• **YOUR OBJECTIVE**
Identify every line containing the word "produced" and reproduce each one.

:: EXTRACTED ENTRIES ::

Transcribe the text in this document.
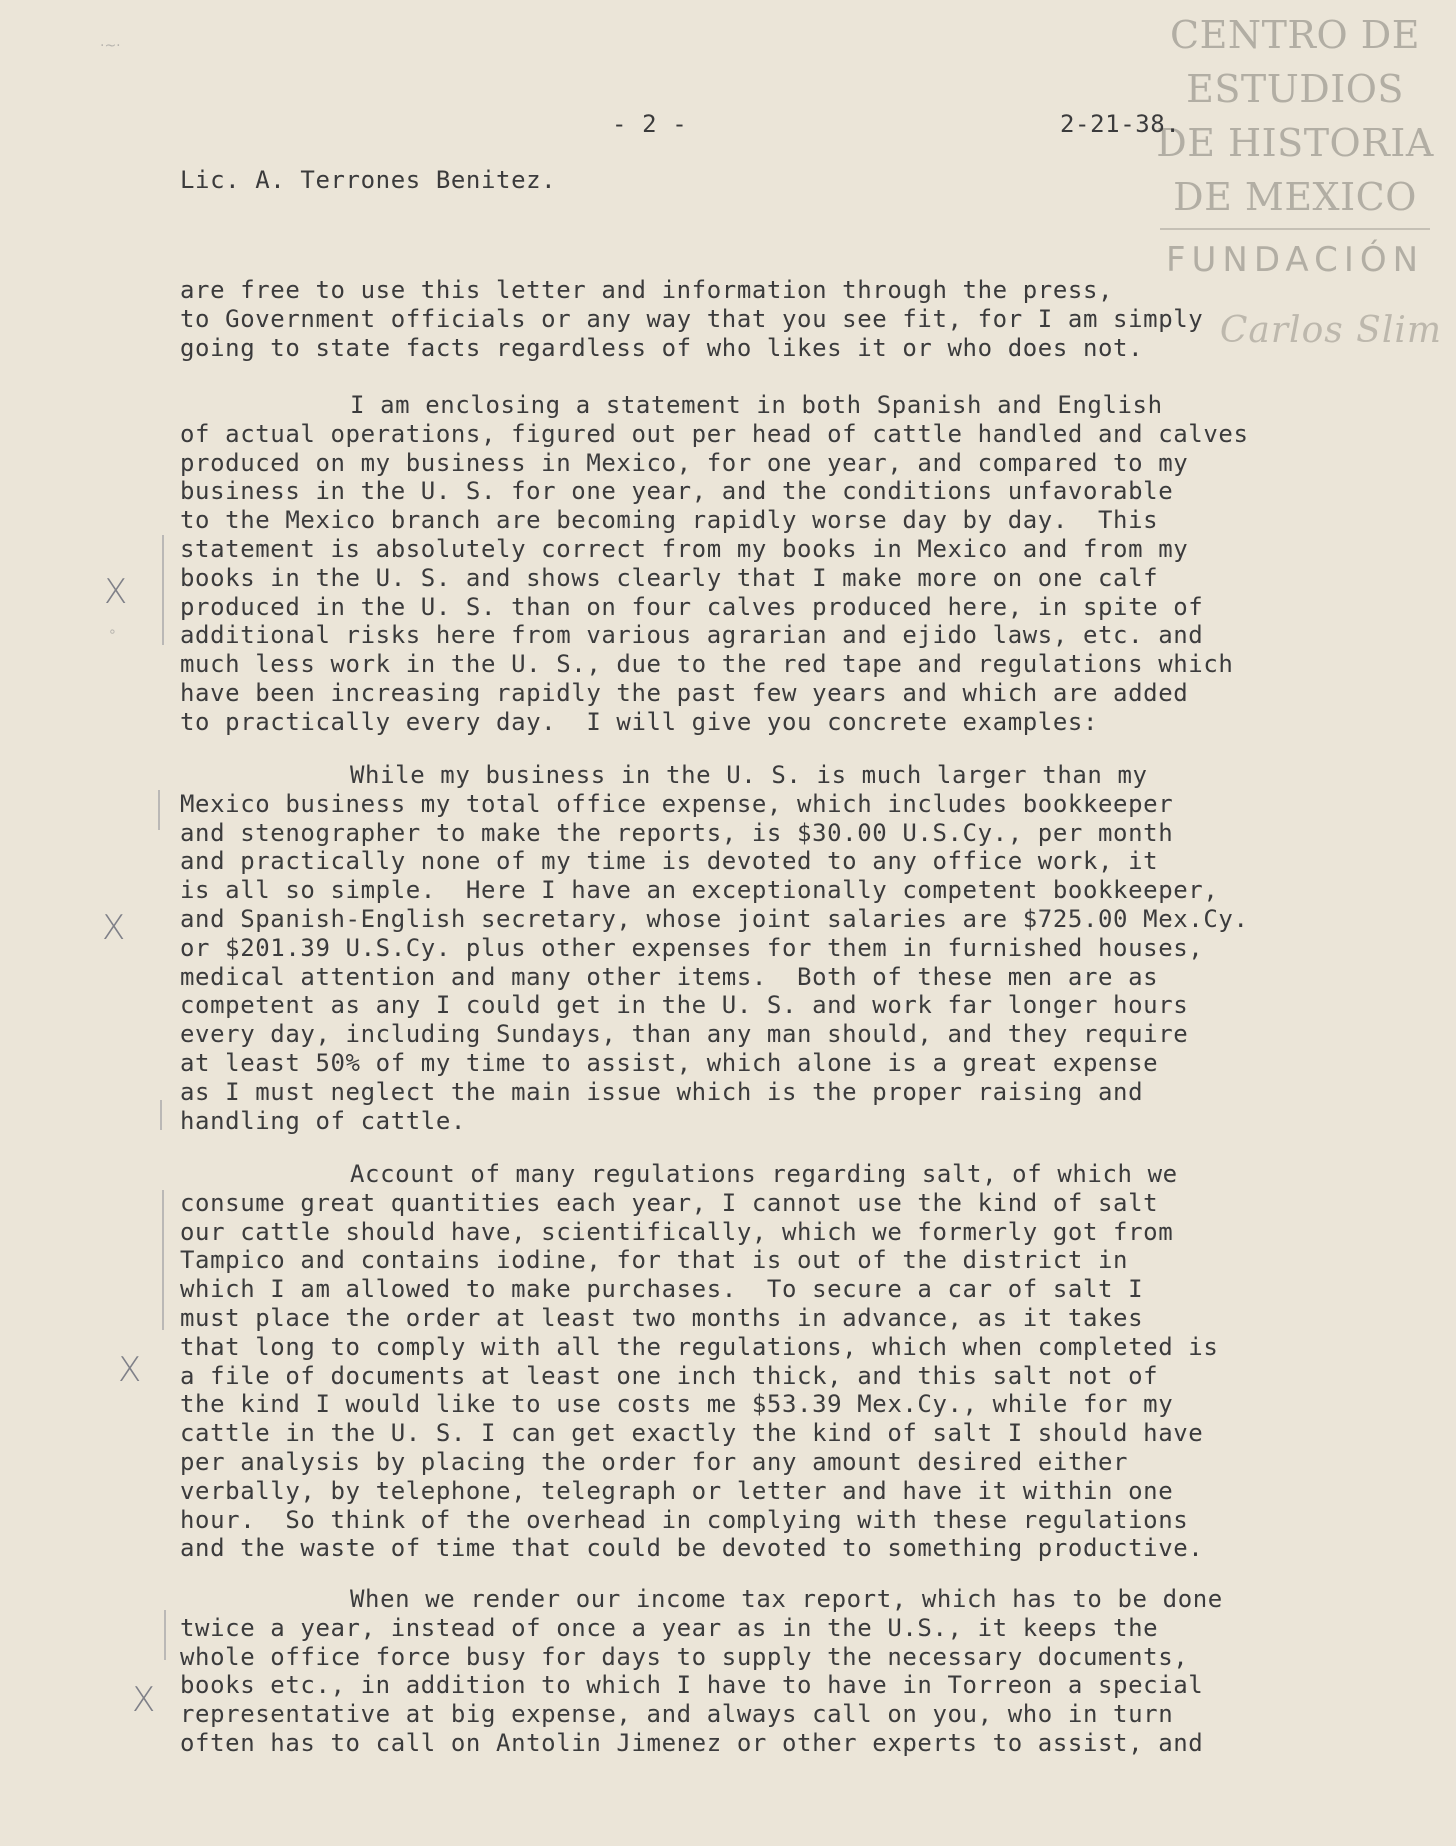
CENTRO DE
ESTUDIOS
DE HISTORIA
DE MEXICO
FUNDACIÓN
Carlos Slim
- 2 -	2-21-38.
Lic. A. Terrones Benitez.
are free to use this letter and information through the press,
to Government officials or any way that you see fit, for I am simply
going to state facts regardless of who likes it or who does not.
I am enclosing a statement in both Spanish and English
of actual operations, figured out per head of cattle handled and calves
produced on my business in Mexico, for one year, and compared to my
business in the U. S. for one year, and the conditions unfavorable
to the Mexico branch are becoming rapidly worse day by day.  This
statement is absolutely correct from my books in Mexico and from my
books in the U. S. and shows clearly that I make more on one calf
produced in the U. S. than on four calves produced here, in spite of
additional risks here from various agrarian and ejido laws, etc. and
much less work in the U. S., due to the red tape and regulations which
have been increasing rapidly the past few years and which are added
to practically every day.  I will give you concrete examples:
While my business in the U. S. is much larger than my
Mexico business my total office expense, which includes bookkeeper
and stenographer to make the reports, is $30.00 U.S.Cy., per month
and practically none of my time is devoted to any office work, it
is all so simple.  Here I have an exceptionally competent bookkeeper,
and Spanish-English secretary, whose joint salaries are $725.00 Mex.Cy.
or $201.39 U.S.Cy. plus other expenses for them in furnished houses,
medical attention and many other items.  Both of these men are as
competent as any I could get in the U. S. and work far longer hours
every day, including Sundays, than any man should, and they require
at least 50% of my time to assist, which alone is a great expense
as I must neglect the main issue which is the proper raising and
handling of cattle.
Account of many regulations regarding salt, of which we
consume great quantities each year, I cannot use the kind of salt
our cattle should have, scientifically, which we formerly got from
Tampico and contains iodine, for that is out of the district in
which I am allowed to make purchases.  To secure a car of salt I
must place the order at least two months in advance, as it takes
that long to comply with all the regulations, which when completed is
a file of documents at least one inch thick, and this salt not of
the kind I would like to use costs me $53.39 Mex.Cy., while for my
cattle in the U. S. I can get exactly the kind of salt I should have
per analysis by placing the order for any amount desired either
verbally, by telephone, telegraph or letter and have it within one
hour.  So think of the overhead in complying with these regulations
and the waste of time that could be devoted to something productive.
When we render our income tax report, which has to be done
twice a year, instead of once a year as in the U.S., it keeps the
whole office force busy for days to supply the necessary documents,
books etc., in addition to which I have to have in Torreon a special
representative at big expense, and always call on you, who in turn
often has to call on Antolin Jimenez or other experts to assist, and
X
X
X
X
·~·
∘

:::

• **THE OUTPUT**
produced on my business in Mexico, for one year, and compared to my
produced in the U. S. than on four calves produced here, in spite of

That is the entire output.